Write out the entries below once more, exactly.

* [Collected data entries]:
★ ★ ★ ★ ★

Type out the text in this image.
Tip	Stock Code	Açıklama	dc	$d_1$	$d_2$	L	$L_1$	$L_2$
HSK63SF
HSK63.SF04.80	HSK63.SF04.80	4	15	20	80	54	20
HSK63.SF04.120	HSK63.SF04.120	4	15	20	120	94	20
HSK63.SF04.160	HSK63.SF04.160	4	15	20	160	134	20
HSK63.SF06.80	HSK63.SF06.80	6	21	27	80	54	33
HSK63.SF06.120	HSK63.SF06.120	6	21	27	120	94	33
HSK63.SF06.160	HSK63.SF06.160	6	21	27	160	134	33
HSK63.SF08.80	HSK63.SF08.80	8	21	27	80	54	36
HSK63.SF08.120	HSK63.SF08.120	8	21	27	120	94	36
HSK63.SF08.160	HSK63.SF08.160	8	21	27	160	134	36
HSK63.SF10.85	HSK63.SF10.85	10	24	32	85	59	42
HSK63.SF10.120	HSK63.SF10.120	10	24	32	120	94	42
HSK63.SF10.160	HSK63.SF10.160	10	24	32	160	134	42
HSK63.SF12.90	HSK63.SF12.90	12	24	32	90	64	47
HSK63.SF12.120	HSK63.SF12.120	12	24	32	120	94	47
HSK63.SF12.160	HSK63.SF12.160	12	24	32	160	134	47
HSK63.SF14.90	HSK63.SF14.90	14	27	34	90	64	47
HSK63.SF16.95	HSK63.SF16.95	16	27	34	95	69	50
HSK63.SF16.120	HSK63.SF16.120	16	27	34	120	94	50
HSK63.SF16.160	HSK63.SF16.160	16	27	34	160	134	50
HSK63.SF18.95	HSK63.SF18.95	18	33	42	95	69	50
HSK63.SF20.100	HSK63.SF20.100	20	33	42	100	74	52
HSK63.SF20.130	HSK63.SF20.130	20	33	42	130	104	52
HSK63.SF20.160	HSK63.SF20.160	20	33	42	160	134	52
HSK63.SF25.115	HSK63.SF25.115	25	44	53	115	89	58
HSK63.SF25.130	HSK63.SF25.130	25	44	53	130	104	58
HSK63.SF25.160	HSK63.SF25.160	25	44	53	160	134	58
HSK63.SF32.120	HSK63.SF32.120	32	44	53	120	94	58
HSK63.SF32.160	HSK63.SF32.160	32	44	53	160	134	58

★ ★ ★ ★ ★

* [RESULT]:
Type out the text in this image.
Tip	Stock Code	Açıklama	dc	$d_1$	$d_2$	L	$L_1$	$L_2$
HSK63SF
HSK63.SF04.80	HSK63.SF04.80	4	15	20	80	54	20
HSK63.SF04.120	HSK63.SF04.120	4	15	20	120	94	20
HSK63.SF04.160	HSK63.SF04.160	4	15	20	160	134	20
HSK63.SF06.80	HSK63.SF06.80	6	21	27	80	54	33
HSK63.SF06.120	HSK63.SF06.120	6	21	27	120	94	33
HSK63.SF06.160	HSK63.SF06.160	6	21	27	160	134	33
HSK63.SF08.80	HSK63.SF08.80	8	21	27	80	54	36
HSK63.SF08.120	HSK63.SF08.120	8	21	27	120	94	36
HSK63.SF08.160	HSK63.SF08.160	8	21	27	160	134	36
HSK63.SF10.85	HSK63.SF10.85	10	24	32	85	59	42
HSK63.SF10.120	HSK63.SF10.120	10	24	32	120	94	42
HSK63.SF10.160	HSK63.SF10.160	10	24	32	160	134	42
HSK63.SF12.90	HSK63.SF12.90	12	24	32	90	64	47
HSK63.SF12.120	HSK63.SF12.120	12	24	32	120	94	47
HSK63.SF12.160	HSK63.SF12.160	12	24	32	160	134	47
HSK63.SF14.90	HSK63.SF14.90	14	27	34	90	64	47
HSK63.SF16.95	HSK63.SF16.95	16	27	34	95	69	50
HSK63.SF16.120	HSK63.SF16.120	16	27	34	120	94	50
HSK63.SF16.160	HSK63.SF16.160	16	27	34	160	134	50
HSK63.SF18.95	HSK63.SF18.95	18	33	42	95	69	50
HSK63.SF20.100	HSK63.SF20.100	20	33	42	100	74	52
HSK63.SF20.130	HSK63.SF20.130	20	33	42	130	104	52
HSK63.SF20.160	HSK63.SF20.160	20	33	42	160	134	52
HSK63.SF25.115	HSK63.SF25.115	25	44	53	115	89	58
HSK63.SF25.130	HSK63.SF25.130	25	44	53	130	104	58
HSK63.SF25.160	HSK63.SF25.160	25	44	53	160	134	58
HSK63.SF32.120	HSK63.SF32.120	32	44	53	120	94	58
HSK63.SF32.160	HSK63.SF32.160	32	44	53	160	134	58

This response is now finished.